Entries from a dataset:

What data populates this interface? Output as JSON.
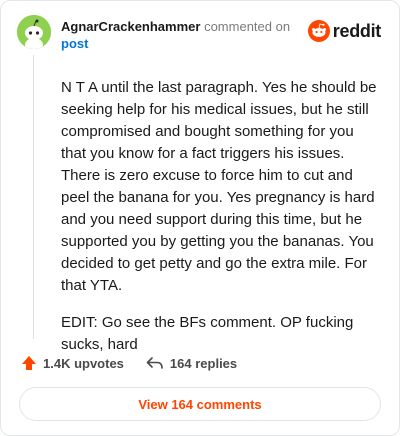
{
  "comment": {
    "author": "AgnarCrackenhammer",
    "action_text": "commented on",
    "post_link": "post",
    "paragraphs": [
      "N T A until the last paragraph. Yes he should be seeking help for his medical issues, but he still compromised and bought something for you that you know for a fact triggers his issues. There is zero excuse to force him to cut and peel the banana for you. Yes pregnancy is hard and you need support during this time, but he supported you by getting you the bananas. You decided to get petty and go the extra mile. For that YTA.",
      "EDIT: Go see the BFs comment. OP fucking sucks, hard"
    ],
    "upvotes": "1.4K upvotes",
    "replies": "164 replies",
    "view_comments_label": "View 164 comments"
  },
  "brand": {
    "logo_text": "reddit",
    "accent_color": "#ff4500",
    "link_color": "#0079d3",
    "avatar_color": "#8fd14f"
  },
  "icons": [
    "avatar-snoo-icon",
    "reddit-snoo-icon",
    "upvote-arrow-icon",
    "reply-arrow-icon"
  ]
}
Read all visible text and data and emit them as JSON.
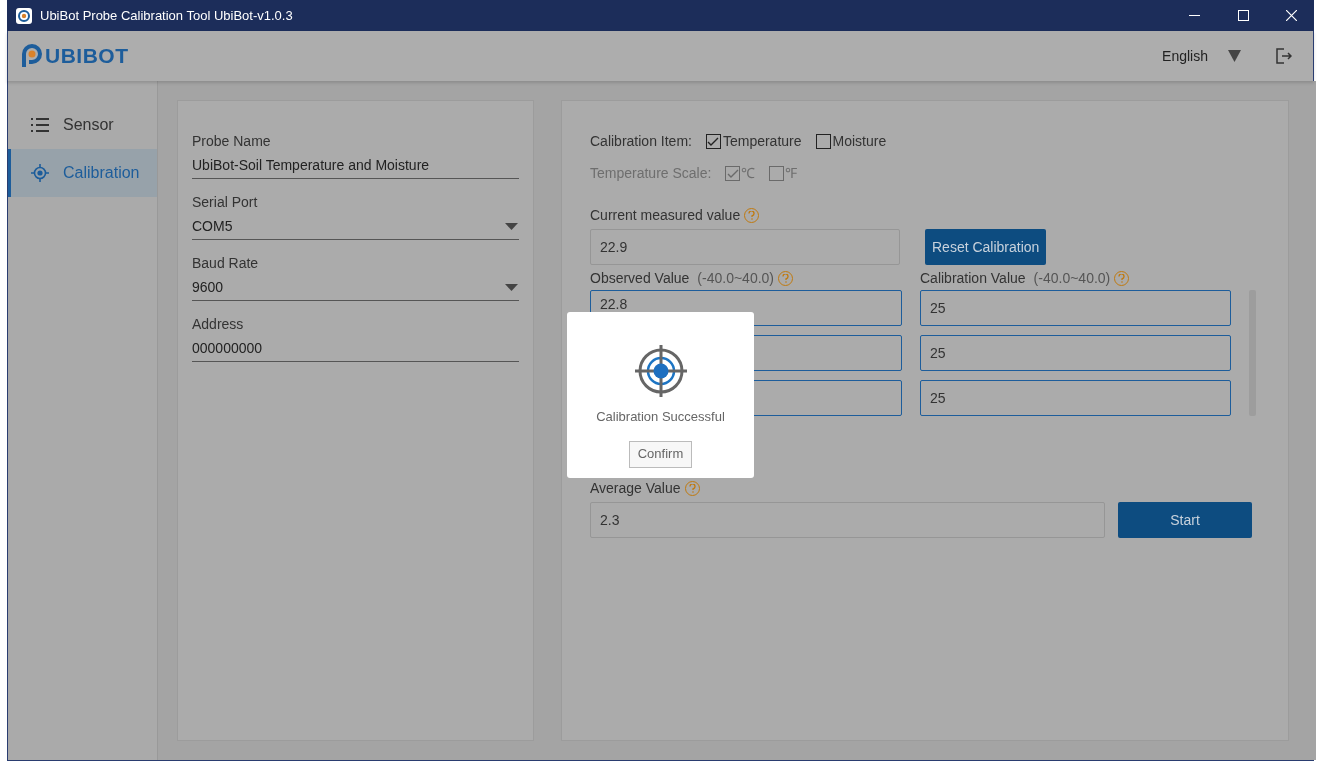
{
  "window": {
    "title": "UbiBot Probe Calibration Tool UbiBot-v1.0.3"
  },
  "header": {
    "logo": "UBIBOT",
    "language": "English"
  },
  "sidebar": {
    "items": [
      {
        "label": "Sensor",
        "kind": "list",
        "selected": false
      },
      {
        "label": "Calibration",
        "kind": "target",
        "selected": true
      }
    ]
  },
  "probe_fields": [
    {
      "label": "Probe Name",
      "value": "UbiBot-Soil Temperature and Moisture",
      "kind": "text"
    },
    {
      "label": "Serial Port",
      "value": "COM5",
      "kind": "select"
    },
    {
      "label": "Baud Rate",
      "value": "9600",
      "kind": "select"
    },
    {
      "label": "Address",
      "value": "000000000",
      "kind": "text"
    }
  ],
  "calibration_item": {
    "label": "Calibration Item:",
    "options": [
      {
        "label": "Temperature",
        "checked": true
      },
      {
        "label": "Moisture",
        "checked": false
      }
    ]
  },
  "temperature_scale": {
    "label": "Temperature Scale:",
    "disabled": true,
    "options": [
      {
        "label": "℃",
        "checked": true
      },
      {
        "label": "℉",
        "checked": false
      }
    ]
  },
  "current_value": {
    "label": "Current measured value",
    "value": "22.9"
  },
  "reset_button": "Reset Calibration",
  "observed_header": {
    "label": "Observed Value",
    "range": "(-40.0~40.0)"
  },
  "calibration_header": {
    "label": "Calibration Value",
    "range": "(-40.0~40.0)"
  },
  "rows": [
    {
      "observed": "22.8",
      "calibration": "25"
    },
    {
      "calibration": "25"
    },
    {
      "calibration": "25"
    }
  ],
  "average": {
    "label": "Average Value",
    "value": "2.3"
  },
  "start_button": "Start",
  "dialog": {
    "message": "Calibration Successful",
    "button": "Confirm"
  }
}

**What you will do:** Quote the data above in full and without alteration; skip the pictures.

**Full response:**
What data populates this interface? Output as JSON.
{
  "comment": {
    "author": "AgnarCrackenhammer",
    "action_text": "commented on",
    "post_link": "post",
    "paragraphs": [
      "N T A until the last paragraph. Yes he should be seeking help for his medical issues, but he still compromised and bought something for you that you know for a fact triggers his issues. There is zero excuse to force him to cut and peel the banana for you. Yes pregnancy is hard and you need support during this time, but he supported you by getting you the bananas. You decided to get petty and go the extra mile. For that YTA.",
      "EDIT: Go see the BFs comment. OP fucking sucks, hard"
    ],
    "upvotes": "1.4K upvotes",
    "replies": "164 replies",
    "view_comments_label": "View 164 comments"
  },
  "brand": {
    "logo_text": "reddit",
    "accent_color": "#ff4500",
    "link_color": "#0079d3",
    "avatar_color": "#8fd14f"
  },
  "icons": [
    "avatar-snoo-icon",
    "reddit-snoo-icon",
    "upvote-arrow-icon",
    "reply-arrow-icon"
  ]
}
Read all visible text and data and emit them as JSON.
{
  "window": {
    "title": "UbiBot Probe Calibration Tool UbiBot-v1.0.3"
  },
  "header": {
    "logo": "UBIBOT",
    "language": "English"
  },
  "sidebar": {
    "items": [
      {
        "label": "Sensor",
        "kind": "list",
        "selected": false
      },
      {
        "label": "Calibration",
        "kind": "target",
        "selected": true
      }
    ]
  },
  "probe_fields": [
    {
      "label": "Probe Name",
      "value": "UbiBot-Soil Temperature and Moisture",
      "kind": "text"
    },
    {
      "label": "Serial Port",
      "value": "COM5",
      "kind": "select"
    },
    {
      "label": "Baud Rate",
      "value": "9600",
      "kind": "select"
    },
    {
      "label": "Address",
      "value": "000000000",
      "kind": "text"
    }
  ],
  "calibration_item": {
    "label": "Calibration Item:",
    "options": [
      {
        "label": "Temperature",
        "checked": true
      },
      {
        "label": "Moisture",
        "checked": false
      }
    ]
  },
  "temperature_scale": {
    "label": "Temperature Scale:",
    "disabled": true,
    "options": [
      {
        "label": "℃",
        "checked": true
      },
      {
        "label": "℉",
        "checked": false
      }
    ]
  },
  "current_value": {
    "label": "Current measured value",
    "value": "22.9"
  },
  "reset_button": "Reset Calibration",
  "observed_header": {
    "label": "Observed Value",
    "range": "(-40.0~40.0)"
  },
  "calibration_header": {
    "label": "Calibration Value",
    "range": "(-40.0~40.0)"
  },
  "rows": [
    {
      "observed": "22.8",
      "calibration": "25"
    },
    {
      "calibration": "25"
    },
    {
      "calibration": "25"
    }
  ],
  "average": {
    "label": "Average Value",
    "value": "2.3"
  },
  "start_button": "Start",
  "dialog": {
    "message": "Calibration Successful",
    "button": "Confirm"
  }
}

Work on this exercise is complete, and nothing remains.